● GIVEN PROBLEM
Bring together all lines of the material below that contain the string "매수인에게".

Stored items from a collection
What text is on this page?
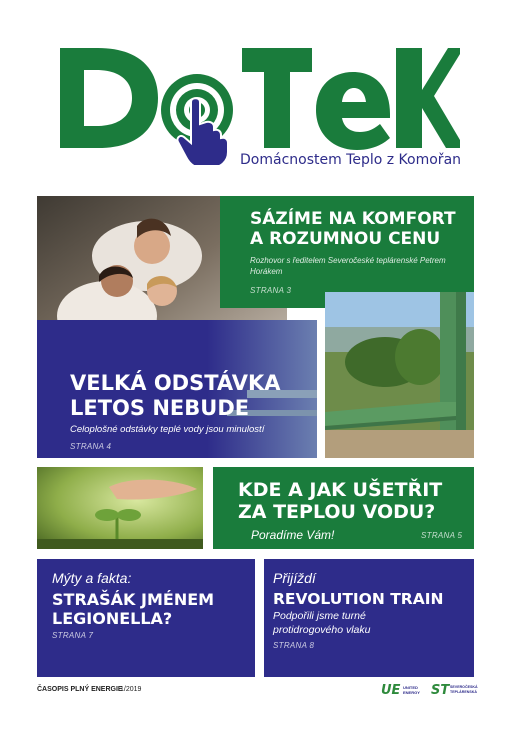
Domácnostem Teplo z Komořan
SÁZÍME NA KOMFORT
A ROZUMNOU CENU
Rozhovor s ředitelem Severočeské teplárenské Petrem Horákem
STRANA 3
VELKÁ ODSTÁVKA
LETOS NEBUDE
Celoplošné odstávky teplé vody jsou minulostí
STRANA 4
KDE A JAK UŠETŘIT
ZA TEPLOU VODU?
Poradíme Vám!	STRANA 5
Mýty a fakta:
STRAŠÁK JMÉNEM
LEGIONELLA?
STRANA 7
Přijíždí
REVOLUTION TRAIN
Podpořili jsme turné
protidrogového vlaku
STRANA 8
ČASOPIS PLNÝ ENERGIE
1/2019	UE UNITED
ENERGY ST SEVEROČESKÁ
TEPLÁRENSKÁ
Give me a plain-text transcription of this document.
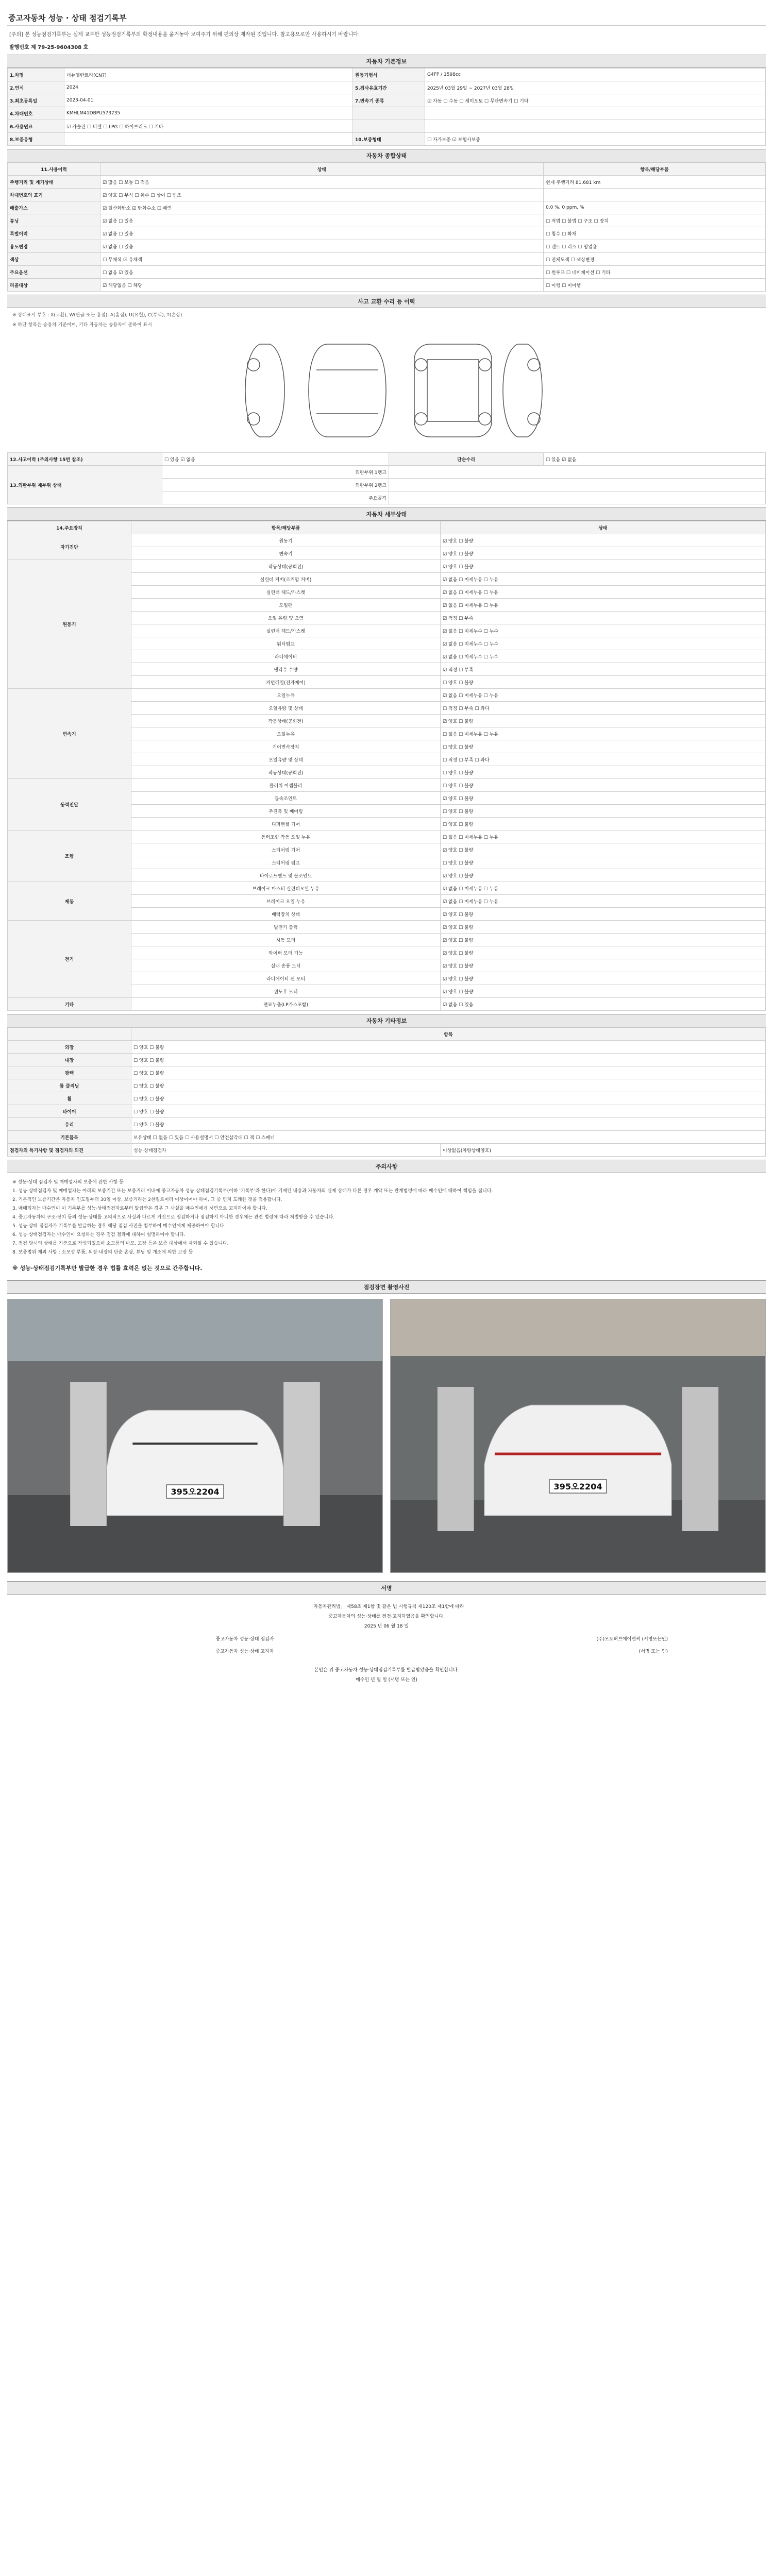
중고자동차 성능 · 상태 점검기록부
[주의] 본 성능점검기록부는 실제 교부한 성능점검기록부의 확정내용을 옮겨놓아 보여주기 위해 편의상 제작된 것입니다. 참고용으로만 사용하시기 바랍니다.
발행번호 제 79-25-9604308 호
자동차 기본정보
1.차명	더뉴엘란트라(CN7)	원동기형식	G4FP / 1598cc
2.연식	2024	5.검사유효기간	2025년 03월 29일 ~ 2027년 03월 28일
3.최초등록일	2023-04-01	7.변속기 종류	☑ 자동 ☐ 수동 ☐ 세미오토 ☐ 무단변속기 ☐ 기타
4.차대번호	KMHLM41DBPU573735		
6.사용연료	☑ 가솔린 ☐ 디젤 ☐ LPG ☐ 하이브리드 ☐ 기타		
8.보증유형		10.보증형태	☐ 자가보증 ☑ 보험사보증
자동차 종합상태
11.사용이력	상태	항목/해당부품
주행거리 및 계기상태	☑ 많음 ☐ 보통 ☐ 적음	현재 주행거리 81,681 km
차대번호의 표기	☑ 양호 ☐ 부식 ☐ 훼손 ☐ 상이 ☐ 변조	
배출가스	☑ 일산화탄소 ☑ 탄화수소 ☐ 매연	0.0 %, 0 ppm, %
튜닝	☑ 없음 ☐ 있음	☐ 적법 ☐ 불법 ☐ 구조 ☐ 장치
특별이력	☑ 없음 ☐ 있음	☐ 침수 ☐ 화재
용도변경	☑ 없음 ☐ 있음	☐ 렌트 ☐ 리스 ☐ 영업용
색상	☐ 무채색 ☑ 유채색	☐ 전체도색 ☐ 색상변경
주요옵션	☐ 없음 ☑ 있음	☐ 썬루프 ☐ 네비게이션 ☐ 기타
리콜대상	☑ 해당없음 ☐ 해당	☐ 이행 ☐ 미이행
사고 교환 수리 등 이력
※ 상태표시 부호 : X(교환), W(판금 또는 용접), A(흠집), U(요철), C(부식), T(손상)
※ 하단 항목은 승용차 기준이며, 기타 자동차는 승용차에 준하여 표시
12.사고이력 (주의사항 15번 참조)	☐ 있음 ☑ 없음	단순수리	☐ 있음 ☑ 없음
13.외판부위 제부위 상태	외판부위 1랭크		
	외판부위 2랭크		
	주요골격		
자동차 세부상태
14.주요장치	항목/해당부품	상태
자기진단	원동기	☑ 양호 ☐ 불량
	변속기	☑ 양호 ☐ 불량
원동기	작동상태(공회전)	☑ 양호 ☐ 불량
	실린더 커버(로커암 커버)	☑ 없음 ☐ 미세누유 ☐ 누유
	실린더 헤드/가스켓	☑ 없음 ☐ 미세누유 ☐ 누유
	오일팬	☑ 없음 ☐ 미세누유 ☐ 누유
	오일 유량 및 오염	☑ 적정 ☐ 부족
	실린더 헤드/가스켓	☑ 없음 ☐ 미세누수 ☐ 누수
	워터펌프	☑ 없음 ☐ 미세누수 ☐ 누수
	라디에이터	☑ 없음 ☐ 미세누수 ☐ 누수
	냉각수 수량	☑ 적정 ☐ 부족
	커먼레일(전자제어)	☐ 양호 ☐ 불량
변속기	오일누유	☑ 없음 ☐ 미세누유 ☐ 누유
	오일유량 및 상태	☐ 적정 ☐ 부족 ☐ 과다
	작동상태(공회전)	☑ 양호 ☐ 불량
	오일누유	☐ 없음 ☐ 미세누유 ☐ 누유
	기어변속장치	☐ 양호 ☐ 불량
	오일유량 및 상태	☐ 적정 ☐ 부족 ☐ 과다
	작동상태(공회전)	☐ 양호 ☐ 불량
동력전달	클러치 어셈블리	☐ 양호 ☐ 불량
	등속조인트	☑ 양호 ☐ 불량
	추진축 및 베어링	☐ 양호 ☐ 불량
	디퍼렌셜 기어	☐ 양호 ☐ 불량
조향	동력조향 작동 오일 누유	☐ 없음 ☐ 미세누유 ☐ 누유
	스티어링 기어	☑ 양호 ☐ 불량
	스티어링 펌프	☐ 양호 ☐ 불량
	타이로드엔드 및 볼조인트	☑ 양호 ☐ 불량
제동	브레이크 마스터 실린더오일 누유	☑ 없음 ☐ 미세누유 ☐ 누유
	브레이크 오일 누유	☑ 없음 ☐ 미세누유 ☐ 누유
	배력장치 상태	☑ 양호 ☐ 불량
전기	발전기 출력	☑ 양호 ☐ 불량
	시동 모터	☑ 양호 ☐ 불량
	와이퍼 모터 기능	☑ 양호 ☐ 불량
	실내 송풍 모터	☑ 양호 ☐ 불량
	라디에이터 팬 모터	☑ 양호 ☐ 불량
	윈도우 모터	☑ 양호 ☐ 불량
기타	연료누출(LP가스포함)	☑ 없음 ☐ 있음
자동차 기타정보
	항목	
외장	☐ 양호 ☐ 불량	
내장	☐ 양호 ☐ 불량	
광택	☐ 양호 ☐ 불량	
룸 클리닝	☐ 양호 ☐ 불량	
휠	☐ 양호 ☐ 불량	
타이어	☐ 양호 ☐ 불량	
유리	☐ 양호 ☐ 불량	
기본품목	보유상태 ☐ 없음 ☐ 있음 ☐ 사용설명서 ☐ 안전삼각대 ☐ 잭 ☐ 스패너	
점검자의 특기사항 및 점검자의 의견	성능·상태점검자	이상없음(차량상태양호)
주의사항

※ 성능·상태 점검자 및 매매업자의 보증에 관한 사항 등

1. 성능·상태점검자 및 매매업자는 아래의 보증기간 또는 보증거리 이내에 중고자동차 성능·상태점검기록부(이하 '기록부'라 한다)에 기재된 내용과 자동차의 실제 상태가 다른 경우 계약 또는 관계법령에 따라 매수인에 대하여 책임을 집니다.

2. 기본적인 보증기간은 자동차 인도일부터 30일 이상, 보증거리는 2천킬로미터 이상이어야 하며, 그 중 먼저 도래한 것을 적용합니다.

3. 매매업자는 매수인이 이 기록부를 성능·상태점검자로부터 발급받은 경우 그 사실을 매수인에게 서면으로 고지하여야 합니다.

4. 중고자동차의 구조·장치 등의 성능·상태를 고의적으로 사실과 다르게 거짓으로 점검하거나 점검하지 아니한 경우에는 관련 법령에 따라 처벌받을 수 있습니다.

5. 성능·상태 점검자가 기록부를 발급하는 경우 해당 점검 사진을 첨부하여 매수인에게 제공하여야 합니다.

6. 성능·상태점검자는 매수인이 요청하는 경우 점검 결과에 대하여 설명하여야 합니다.

7. 점검 당시의 상태를 기준으로 작성되었으며 소모품의 마모, 고장 등은 보증 대상에서 제외될 수 있습니다.

8. 보증범위 제외 사항 : 소모성 부품, 외장·내장의 단순 손상, 튜닝 및 개조에 의한 고장 등

※ 성능·상태점검기록부만 발급한 경우 법률 효력은 없는 것으로 간주합니다.
점검장면 촬영사진
395오2204
395오2204
서명

「자동차관리법」 제58조 제1항 및 같은 법 시행규칙 제120조 제1항에 따라

중고자동차의 성능·상태를 점검·고지하였음을 확인합니다.

2025 년 06 월 18 일

중고자동차 성능·상태 점검자	(주)오토허브에이앤씨 (서명또는인)
중고자동차 성능·상태 고지자	(서명 또는 인)

본인은 위 중고자동차 성능·상태점검기록부를 발급받았음을 확인합니다.

매수인 년 월 일 (서명 또는 인)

● FULL ANSWER
3. 매매업자는 매수인이 이 기록부를 성능·상태점검자로부터 발급받은 경우 그 사실을 매수인에게 서면으로 고지하여야 합니다.
5. 성능·상태 점검자가 기록부를 발급하는 경우 해당 점검 사진을 첨부하여 매수인에게 제공하여야 합니다.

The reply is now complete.